(Rows from a layout dataset)
>> START

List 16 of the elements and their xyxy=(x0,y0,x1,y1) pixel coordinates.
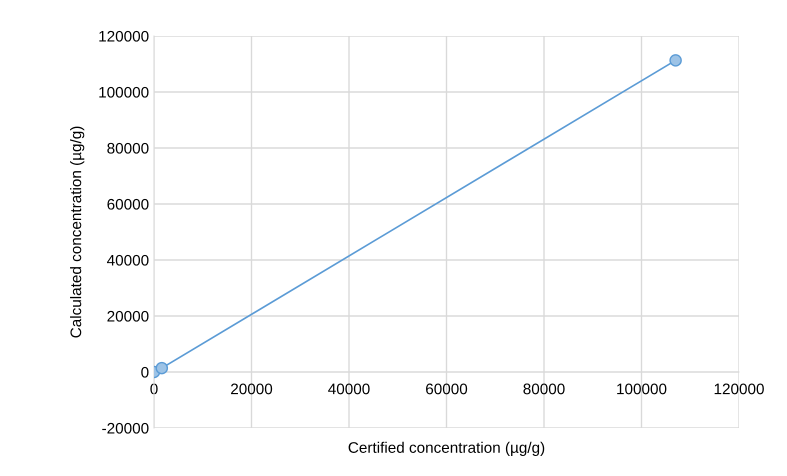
y-tick-label: -20000 xyxy=(102,422,149,434)
x-axis-title: Certified concentration (µg/g) xyxy=(348,442,544,456)
x-tick-label: 80000 xyxy=(523,384,565,394)
y-tick-label: 80000 xyxy=(107,142,149,154)
x-tick-label: 100000 xyxy=(617,384,666,394)
x-tick-label: 60000 xyxy=(426,384,468,394)
y-tick-label: 100000 xyxy=(99,86,149,98)
y-tick-label: 40000 xyxy=(107,254,149,266)
y-axis-title: Calculated concentration (µg/g) xyxy=(70,126,84,338)
x-tick-label: 20000 xyxy=(231,384,272,394)
y-tick-label: 120000 xyxy=(99,30,149,42)
y-tick-label: 0 xyxy=(141,366,149,378)
x-tick-label: 40000 xyxy=(328,384,370,394)
y-tick-label: 20000 xyxy=(107,310,149,322)
x-tick-label: 120000 xyxy=(714,384,764,394)
y-tick-label: 60000 xyxy=(107,198,149,210)
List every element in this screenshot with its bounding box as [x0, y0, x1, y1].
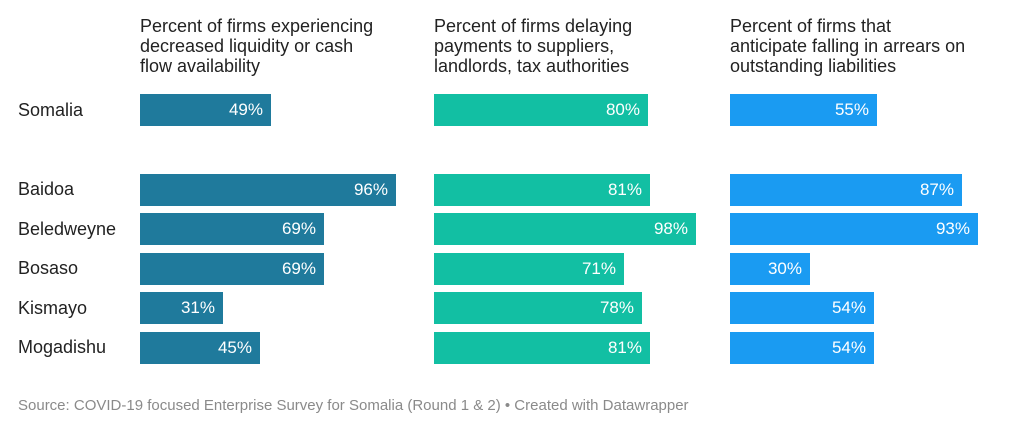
column-title-liquidity: Percent of firms experiencing decreased … [140, 16, 420, 76]
title-line: Percent of firms delaying [434, 16, 633, 36]
row-label-somalia: Somalia [18, 100, 84, 120]
bar-baidoa-series-2 [434, 174, 650, 206]
bar-value-label: 54% [831, 298, 866, 317]
bar-baidoa-series-3 [730, 174, 962, 206]
bar-beledweyne-series-3 [730, 213, 978, 245]
bar-mogadishu-series-3 [730, 332, 874, 364]
column-title-arrears: Percent of firms that anticipate falling… [730, 16, 1010, 76]
bar-value-label: 69% [281, 259, 316, 278]
title-line: payments to suppliers, [434, 36, 615, 56]
title-line: landlords, tax authorities [434, 56, 630, 76]
bar-value-label: 45% [217, 338, 252, 357]
bar-beledweyne-series-1 [140, 213, 324, 245]
bar-value-label: 30% [767, 259, 802, 278]
row-label-mogadishu: Mogadishu [18, 337, 107, 357]
bar-value-label: 96% [353, 180, 388, 199]
bar-baidoa-series-1 [140, 174, 396, 206]
bar-value-label: 80% [605, 100, 640, 119]
bar-value-label: 69% [281, 219, 316, 238]
title-line: flow availability [140, 56, 261, 76]
title-line: anticipate falling in arrears on [730, 36, 966, 56]
bar-somalia-series-1 [140, 94, 271, 126]
title-line: decreased liquidity or cash [140, 36, 354, 56]
bar-value-label: 55% [834, 100, 869, 119]
bar-mogadishu-series-1 [140, 332, 260, 364]
bar-value-label: 49% [228, 100, 263, 119]
bar-value-label: 31% [180, 298, 215, 317]
row-label-baidoa: Baidoa [18, 179, 75, 199]
column-title-delaying-payments: Percent of firms delaying payments to su… [434, 16, 714, 76]
row-label-bosaso: Bosaso [18, 258, 79, 278]
title-line: outstanding liabilities [730, 56, 897, 76]
bar-bosaso-series-1 [140, 253, 324, 285]
bar-value-label: 98% [653, 219, 688, 238]
source-note: Source: COVID-19 focused Enterprise Surv… [18, 397, 689, 414]
bar-kismayo-series-2 [434, 292, 642, 324]
bar-bosaso-series-2 [434, 253, 624, 285]
row-label-beledweyne: Beledweyne [18, 219, 117, 239]
title-line: Percent of firms that [730, 16, 892, 36]
bar-value-label: 54% [831, 338, 866, 357]
bar-value-label: 81% [607, 338, 642, 357]
bar-bosaso-series-3 [730, 253, 810, 285]
bar-value-label: 93% [935, 219, 970, 238]
bar-value-label: 78% [599, 298, 634, 317]
row-label-kismayo: Kismayo [18, 298, 88, 318]
bar-somalia-series-3 [730, 94, 877, 126]
bar-somalia-series-2 [434, 94, 648, 126]
bar-value-label: 87% [919, 180, 954, 199]
bar-kismayo-series-1 [140, 292, 223, 324]
bar-beledweyne-series-2 [434, 213, 696, 245]
bar-mogadishu-series-2 [434, 332, 650, 364]
bar-value-label: 81% [607, 180, 642, 199]
title-line: Percent of firms experiencing [140, 16, 374, 36]
bar-kismayo-series-3 [730, 292, 874, 324]
bar-value-label: 71% [581, 259, 616, 278]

>> END

DIRECTIONS: Return every entry above word for word, leaving out the pictures.

OUTPUT FOR THIS TASK:
List 16 of the elements and their xyxy=(x0,y0,x1,y1) pixel coordinates.
y-tick-label: -20000 xyxy=(102,422,149,434)
x-axis-title: Certified concentration (µg/g) xyxy=(348,442,544,456)
x-tick-label: 80000 xyxy=(523,384,565,394)
y-tick-label: 80000 xyxy=(107,142,149,154)
x-tick-label: 100000 xyxy=(617,384,666,394)
x-tick-label: 60000 xyxy=(426,384,468,394)
y-tick-label: 100000 xyxy=(99,86,149,98)
y-tick-label: 40000 xyxy=(107,254,149,266)
y-axis-title: Calculated concentration (µg/g) xyxy=(70,126,84,338)
x-tick-label: 20000 xyxy=(231,384,272,394)
y-tick-label: 120000 xyxy=(99,30,149,42)
y-tick-label: 0 xyxy=(141,366,149,378)
x-tick-label: 40000 xyxy=(328,384,370,394)
y-tick-label: 20000 xyxy=(107,310,149,322)
x-tick-label: 120000 xyxy=(714,384,764,394)
y-tick-label: 60000 xyxy=(107,198,149,210)
List every element in this screenshot with its bounding box as [x0, y0, x1, y1].
column-title-liquidity: Percent of firms experiencing decreased … [140, 16, 420, 76]
title-line: Percent of firms delaying [434, 16, 633, 36]
row-label-somalia: Somalia [18, 100, 84, 120]
bar-baidoa-series-2 [434, 174, 650, 206]
bar-value-label: 54% [831, 298, 866, 317]
bar-baidoa-series-3 [730, 174, 962, 206]
bar-beledweyne-series-3 [730, 213, 978, 245]
bar-mogadishu-series-3 [730, 332, 874, 364]
column-title-arrears: Percent of firms that anticipate falling… [730, 16, 1010, 76]
bar-value-label: 69% [281, 259, 316, 278]
title-line: payments to suppliers, [434, 36, 615, 56]
title-line: landlords, tax authorities [434, 56, 630, 76]
bar-value-label: 45% [217, 338, 252, 357]
bar-beledweyne-series-1 [140, 213, 324, 245]
bar-value-label: 30% [767, 259, 802, 278]
row-label-mogadishu: Mogadishu [18, 337, 107, 357]
bar-value-label: 96% [353, 180, 388, 199]
bar-baidoa-series-1 [140, 174, 396, 206]
bar-value-label: 80% [605, 100, 640, 119]
bar-value-label: 69% [281, 219, 316, 238]
title-line: flow availability [140, 56, 261, 76]
title-line: anticipate falling in arrears on [730, 36, 966, 56]
bar-somalia-series-1 [140, 94, 271, 126]
title-line: decreased liquidity or cash [140, 36, 354, 56]
bar-value-label: 55% [834, 100, 869, 119]
bar-mogadishu-series-1 [140, 332, 260, 364]
bar-value-label: 49% [228, 100, 263, 119]
bar-value-label: 31% [180, 298, 215, 317]
row-label-baidoa: Baidoa [18, 179, 75, 199]
column-title-delaying-payments: Percent of firms delaying payments to su… [434, 16, 714, 76]
row-label-bosaso: Bosaso [18, 258, 79, 278]
title-line: outstanding liabilities [730, 56, 897, 76]
bar-bosaso-series-1 [140, 253, 324, 285]
bar-value-label: 98% [653, 219, 688, 238]
source-note: Source: COVID-19 focused Enterprise Surv… [18, 397, 689, 414]
bar-kismayo-series-2 [434, 292, 642, 324]
bar-bosaso-series-2 [434, 253, 624, 285]
row-label-beledweyne: Beledweyne [18, 219, 117, 239]
title-line: Percent of firms that [730, 16, 892, 36]
bar-value-label: 54% [831, 338, 866, 357]
bar-value-label: 81% [607, 338, 642, 357]
bar-bosaso-series-3 [730, 253, 810, 285]
bar-value-label: 93% [935, 219, 970, 238]
bar-value-label: 78% [599, 298, 634, 317]
row-label-kismayo: Kismayo [18, 298, 88, 318]
bar-somalia-series-3 [730, 94, 877, 126]
bar-somalia-series-2 [434, 94, 648, 126]
bar-value-label: 87% [919, 180, 954, 199]
bar-kismayo-series-1 [140, 292, 223, 324]
bar-beledweyne-series-2 [434, 213, 696, 245]
bar-mogadishu-series-2 [434, 332, 650, 364]
bar-value-label: 81% [607, 180, 642, 199]
title-line: Percent of firms experiencing [140, 16, 374, 36]
bar-kismayo-series-3 [730, 292, 874, 324]
bar-value-label: 71% [581, 259, 616, 278]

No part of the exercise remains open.